_Exercise:_ Restate all of the entries exactly, dropping any pictures they hold.

________

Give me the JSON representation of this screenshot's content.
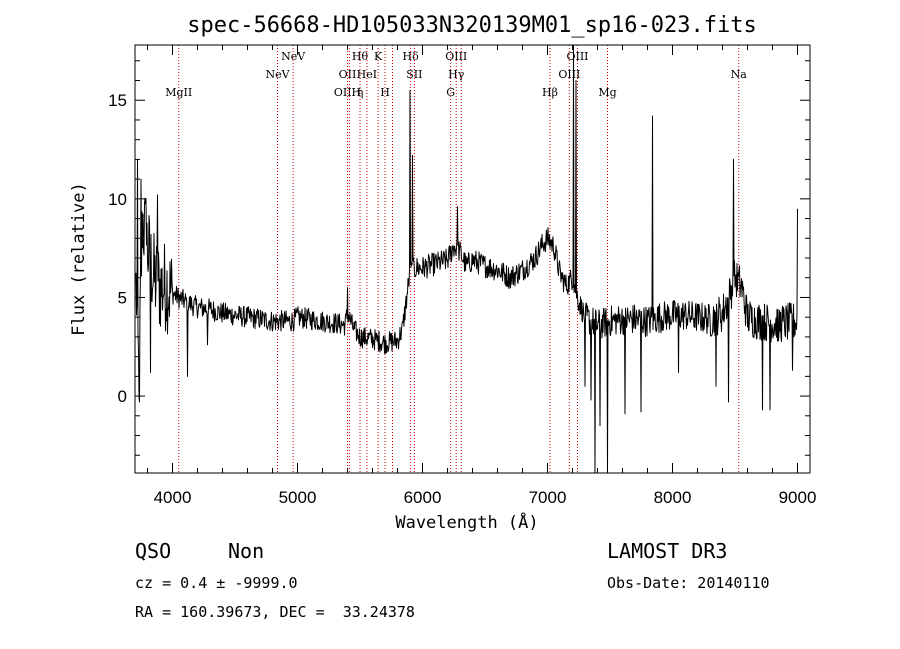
{
  "chart_data": {
    "type": "line",
    "title": "spec-56668-HD105033N320139M01_sp16-023.fits",
    "xlabel": "Wavelength (Å)",
    "ylabel": "Flux (relative)",
    "xlim": [
      3700,
      9100
    ],
    "ylim": [
      -3.9,
      17.8
    ],
    "x_ticks": [
      4000,
      5000,
      6000,
      7000,
      8000,
      9000
    ],
    "y_ticks": [
      0,
      5,
      10,
      15
    ],
    "grid": false,
    "line_color": "#000000",
    "marker_color": "#cc0000",
    "spectrum_anchors": [
      [
        3710,
        5.5
      ],
      [
        3730,
        1.0
      ],
      [
        3760,
        9.0
      ],
      [
        3800,
        7.5
      ],
      [
        3850,
        6.0
      ],
      [
        3900,
        5.5
      ],
      [
        3950,
        5.6
      ],
      [
        4000,
        5.2
      ],
      [
        4100,
        4.8
      ],
      [
        4200,
        4.5
      ],
      [
        4300,
        4.4
      ],
      [
        4400,
        4.2
      ],
      [
        4500,
        4.1
      ],
      [
        4600,
        4.0
      ],
      [
        4700,
        3.9
      ],
      [
        4800,
        3.8
      ],
      [
        4960,
        3.8
      ],
      [
        5000,
        4.0
      ],
      [
        5100,
        3.9
      ],
      [
        5200,
        3.8
      ],
      [
        5300,
        3.7
      ],
      [
        5380,
        3.6
      ],
      [
        5400,
        4.2
      ],
      [
        5450,
        3.4
      ],
      [
        5500,
        3.0
      ],
      [
        5600,
        2.9
      ],
      [
        5700,
        2.7
      ],
      [
        5800,
        2.8
      ],
      [
        5840,
        3.4
      ],
      [
        5870,
        4.8
      ],
      [
        5900,
        6.3
      ],
      [
        5950,
        6.5
      ],
      [
        6000,
        6.5
      ],
      [
        6100,
        6.7
      ],
      [
        6200,
        6.9
      ],
      [
        6250,
        7.6
      ],
      [
        6300,
        7.3
      ],
      [
        6350,
        6.6
      ],
      [
        6400,
        6.9
      ],
      [
        6500,
        6.6
      ],
      [
        6600,
        6.4
      ],
      [
        6700,
        6.0
      ],
      [
        6800,
        6.4
      ],
      [
        6900,
        7.0
      ],
      [
        6950,
        7.6
      ],
      [
        7000,
        8.0
      ],
      [
        7050,
        7.6
      ],
      [
        7100,
        6.2
      ],
      [
        7150,
        5.6
      ],
      [
        7200,
        6.0
      ],
      [
        7250,
        4.8
      ],
      [
        7300,
        4.0
      ],
      [
        7400,
        3.6
      ],
      [
        7500,
        3.8
      ],
      [
        7600,
        3.9
      ],
      [
        7700,
        3.9
      ],
      [
        7800,
        3.8
      ],
      [
        7900,
        4.0
      ],
      [
        8000,
        4.1
      ],
      [
        8100,
        4.1
      ],
      [
        8200,
        4.0
      ],
      [
        8300,
        3.9
      ],
      [
        8400,
        4.2
      ],
      [
        8450,
        5.0
      ],
      [
        8500,
        6.0
      ],
      [
        8550,
        5.6
      ],
      [
        8600,
        4.0
      ],
      [
        8700,
        3.8
      ],
      [
        8800,
        3.7
      ],
      [
        8900,
        3.7
      ],
      [
        9000,
        3.8
      ]
    ],
    "spectrum_spikes": [
      [
        3720,
        12.0
      ],
      [
        3735,
        -0.3
      ],
      [
        3750,
        11.0
      ],
      [
        3790,
        10.0
      ],
      [
        3825,
        1.2
      ],
      [
        3880,
        10.2
      ],
      [
        4120,
        1.0
      ],
      [
        4280,
        2.6
      ],
      [
        5400,
        5.5
      ],
      [
        5900,
        15.5
      ],
      [
        5920,
        12.2
      ],
      [
        6280,
        9.6
      ],
      [
        7210,
        17.8
      ],
      [
        7230,
        16.0
      ],
      [
        7300,
        0.5
      ],
      [
        7350,
        -0.2
      ],
      [
        7380,
        -3.9
      ],
      [
        7420,
        -1.5
      ],
      [
        7480,
        -3.9
      ],
      [
        7620,
        -0.9
      ],
      [
        7750,
        -0.8
      ],
      [
        7840,
        14.2
      ],
      [
        8050,
        1.2
      ],
      [
        8350,
        0.5
      ],
      [
        8450,
        -0.3
      ],
      [
        8490,
        12.0
      ],
      [
        8720,
        -0.7
      ],
      [
        8780,
        -0.7
      ],
      [
        8850,
        2.8
      ],
      [
        8960,
        1.3
      ],
      [
        9000,
        9.5
      ]
    ],
    "lines": [
      {
        "x": 4050,
        "labels": [
          {
            "text": "MgII",
            "row": 3
          }
        ]
      },
      {
        "x": 4840,
        "labels": [
          {
            "text": "NeV",
            "row": 2
          }
        ]
      },
      {
        "x": 4965,
        "labels": [
          {
            "text": "NeV",
            "row": 1
          }
        ]
      },
      {
        "x": 5400,
        "labels": [
          {
            "text": "OII",
            "row": 2
          },
          {
            "text": "OIIH",
            "row": 3
          }
        ]
      },
      {
        "x": 5415,
        "labels": []
      },
      {
        "x": 5500,
        "labels": [
          {
            "text": "Hθ",
            "row": 1
          },
          {
            "text": "η",
            "row": 3
          }
        ]
      },
      {
        "x": 5555,
        "labels": [
          {
            "text": "HeI",
            "row": 2
          }
        ]
      },
      {
        "x": 5645,
        "labels": [
          {
            "text": "K",
            "row": 1
          }
        ]
      },
      {
        "x": 5700,
        "labels": [
          {
            "text": "H",
            "row": 3
          }
        ]
      },
      {
        "x": 5760,
        "labels": []
      },
      {
        "x": 5905,
        "labels": [
          {
            "text": "Hδ",
            "row": 1
          }
        ]
      },
      {
        "x": 5935,
        "labels": [
          {
            "text": "SII",
            "row": 2
          }
        ]
      },
      {
        "x": 6225,
        "labels": [
          {
            "text": "G",
            "row": 3
          }
        ]
      },
      {
        "x": 6270,
        "labels": [
          {
            "text": "OIII",
            "row": 1
          },
          {
            "text": "Hγ",
            "row": 2
          }
        ]
      },
      {
        "x": 6310,
        "labels": []
      },
      {
        "x": 7020,
        "labels": [
          {
            "text": "Hβ",
            "row": 3
          }
        ]
      },
      {
        "x": 7175,
        "labels": [
          {
            "text": "OIII",
            "row": 2
          }
        ]
      },
      {
        "x": 7240,
        "labels": [
          {
            "text": "OIII",
            "row": 1
          }
        ]
      },
      {
        "x": 7480,
        "labels": [
          {
            "text": "Mg",
            "row": 3
          }
        ]
      },
      {
        "x": 8530,
        "labels": [
          {
            "text": "Na",
            "row": 2
          }
        ]
      }
    ]
  },
  "info": {
    "class": "QSO",
    "subclass": "Non",
    "cz": "cz = 0.4 ± -9999.0",
    "radec": "RA = 160.39673, DEC =  33.24378",
    "survey": "LAMOST DR3",
    "obs_date": "Obs-Date: 20140110"
  }
}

________

_Response to this task:_
Give me the JSON representation of this screenshot's content.
{
  "chart_data": {
    "type": "line",
    "title": "spec-56668-HD105033N320139M01_sp16-023.fits",
    "xlabel": "Wavelength (Å)",
    "ylabel": "Flux (relative)",
    "xlim": [
      3700,
      9100
    ],
    "ylim": [
      -3.9,
      17.8
    ],
    "x_ticks": [
      4000,
      5000,
      6000,
      7000,
      8000,
      9000
    ],
    "y_ticks": [
      0,
      5,
      10,
      15
    ],
    "grid": false,
    "line_color": "#000000",
    "marker_color": "#cc0000",
    "spectrum_anchors": [
      [
        3710,
        5.5
      ],
      [
        3730,
        1.0
      ],
      [
        3760,
        9.0
      ],
      [
        3800,
        7.5
      ],
      [
        3850,
        6.0
      ],
      [
        3900,
        5.5
      ],
      [
        3950,
        5.6
      ],
      [
        4000,
        5.2
      ],
      [
        4100,
        4.8
      ],
      [
        4200,
        4.5
      ],
      [
        4300,
        4.4
      ],
      [
        4400,
        4.2
      ],
      [
        4500,
        4.1
      ],
      [
        4600,
        4.0
      ],
      [
        4700,
        3.9
      ],
      [
        4800,
        3.8
      ],
      [
        4960,
        3.8
      ],
      [
        5000,
        4.0
      ],
      [
        5100,
        3.9
      ],
      [
        5200,
        3.8
      ],
      [
        5300,
        3.7
      ],
      [
        5380,
        3.6
      ],
      [
        5400,
        4.2
      ],
      [
        5450,
        3.4
      ],
      [
        5500,
        3.0
      ],
      [
        5600,
        2.9
      ],
      [
        5700,
        2.7
      ],
      [
        5800,
        2.8
      ],
      [
        5840,
        3.4
      ],
      [
        5870,
        4.8
      ],
      [
        5900,
        6.3
      ],
      [
        5950,
        6.5
      ],
      [
        6000,
        6.5
      ],
      [
        6100,
        6.7
      ],
      [
        6200,
        6.9
      ],
      [
        6250,
        7.6
      ],
      [
        6300,
        7.3
      ],
      [
        6350,
        6.6
      ],
      [
        6400,
        6.9
      ],
      [
        6500,
        6.6
      ],
      [
        6600,
        6.4
      ],
      [
        6700,
        6.0
      ],
      [
        6800,
        6.4
      ],
      [
        6900,
        7.0
      ],
      [
        6950,
        7.6
      ],
      [
        7000,
        8.0
      ],
      [
        7050,
        7.6
      ],
      [
        7100,
        6.2
      ],
      [
        7150,
        5.6
      ],
      [
        7200,
        6.0
      ],
      [
        7250,
        4.8
      ],
      [
        7300,
        4.0
      ],
      [
        7400,
        3.6
      ],
      [
        7500,
        3.8
      ],
      [
        7600,
        3.9
      ],
      [
        7700,
        3.9
      ],
      [
        7800,
        3.8
      ],
      [
        7900,
        4.0
      ],
      [
        8000,
        4.1
      ],
      [
        8100,
        4.1
      ],
      [
        8200,
        4.0
      ],
      [
        8300,
        3.9
      ],
      [
        8400,
        4.2
      ],
      [
        8450,
        5.0
      ],
      [
        8500,
        6.0
      ],
      [
        8550,
        5.6
      ],
      [
        8600,
        4.0
      ],
      [
        8700,
        3.8
      ],
      [
        8800,
        3.7
      ],
      [
        8900,
        3.7
      ],
      [
        9000,
        3.8
      ]
    ],
    "spectrum_spikes": [
      [
        3720,
        12.0
      ],
      [
        3735,
        -0.3
      ],
      [
        3750,
        11.0
      ],
      [
        3790,
        10.0
      ],
      [
        3825,
        1.2
      ],
      [
        3880,
        10.2
      ],
      [
        4120,
        1.0
      ],
      [
        4280,
        2.6
      ],
      [
        5400,
        5.5
      ],
      [
        5900,
        15.5
      ],
      [
        5920,
        12.2
      ],
      [
        6280,
        9.6
      ],
      [
        7210,
        17.8
      ],
      [
        7230,
        16.0
      ],
      [
        7300,
        0.5
      ],
      [
        7350,
        -0.2
      ],
      [
        7380,
        -3.9
      ],
      [
        7420,
        -1.5
      ],
      [
        7480,
        -3.9
      ],
      [
        7620,
        -0.9
      ],
      [
        7750,
        -0.8
      ],
      [
        7840,
        14.2
      ],
      [
        8050,
        1.2
      ],
      [
        8350,
        0.5
      ],
      [
        8450,
        -0.3
      ],
      [
        8490,
        12.0
      ],
      [
        8720,
        -0.7
      ],
      [
        8780,
        -0.7
      ],
      [
        8850,
        2.8
      ],
      [
        8960,
        1.3
      ],
      [
        9000,
        9.5
      ]
    ],
    "lines": [
      {
        "x": 4050,
        "labels": [
          {
            "text": "MgII",
            "row": 3
          }
        ]
      },
      {
        "x": 4840,
        "labels": [
          {
            "text": "NeV",
            "row": 2
          }
        ]
      },
      {
        "x": 4965,
        "labels": [
          {
            "text": "NeV",
            "row": 1
          }
        ]
      },
      {
        "x": 5400,
        "labels": [
          {
            "text": "OII",
            "row": 2
          },
          {
            "text": "OIIH",
            "row": 3
          }
        ]
      },
      {
        "x": 5415,
        "labels": []
      },
      {
        "x": 5500,
        "labels": [
          {
            "text": "Hθ",
            "row": 1
          },
          {
            "text": "η",
            "row": 3
          }
        ]
      },
      {
        "x": 5555,
        "labels": [
          {
            "text": "HeI",
            "row": 2
          }
        ]
      },
      {
        "x": 5645,
        "labels": [
          {
            "text": "K",
            "row": 1
          }
        ]
      },
      {
        "x": 5700,
        "labels": [
          {
            "text": "H",
            "row": 3
          }
        ]
      },
      {
        "x": 5760,
        "labels": []
      },
      {
        "x": 5905,
        "labels": [
          {
            "text": "Hδ",
            "row": 1
          }
        ]
      },
      {
        "x": 5935,
        "labels": [
          {
            "text": "SII",
            "row": 2
          }
        ]
      },
      {
        "x": 6225,
        "labels": [
          {
            "text": "G",
            "row": 3
          }
        ]
      },
      {
        "x": 6270,
        "labels": [
          {
            "text": "OIII",
            "row": 1
          },
          {
            "text": "Hγ",
            "row": 2
          }
        ]
      },
      {
        "x": 6310,
        "labels": []
      },
      {
        "x": 7020,
        "labels": [
          {
            "text": "Hβ",
            "row": 3
          }
        ]
      },
      {
        "x": 7175,
        "labels": [
          {
            "text": "OIII",
            "row": 2
          }
        ]
      },
      {
        "x": 7240,
        "labels": [
          {
            "text": "OIII",
            "row": 1
          }
        ]
      },
      {
        "x": 7480,
        "labels": [
          {
            "text": "Mg",
            "row": 3
          }
        ]
      },
      {
        "x": 8530,
        "labels": [
          {
            "text": "Na",
            "row": 2
          }
        ]
      }
    ]
  },
  "info": {
    "class": "QSO",
    "subclass": "Non",
    "cz": "cz = 0.4 ± -9999.0",
    "radec": "RA = 160.39673, DEC =  33.24378",
    "survey": "LAMOST DR3",
    "obs_date": "Obs-Date: 20140110"
  }
}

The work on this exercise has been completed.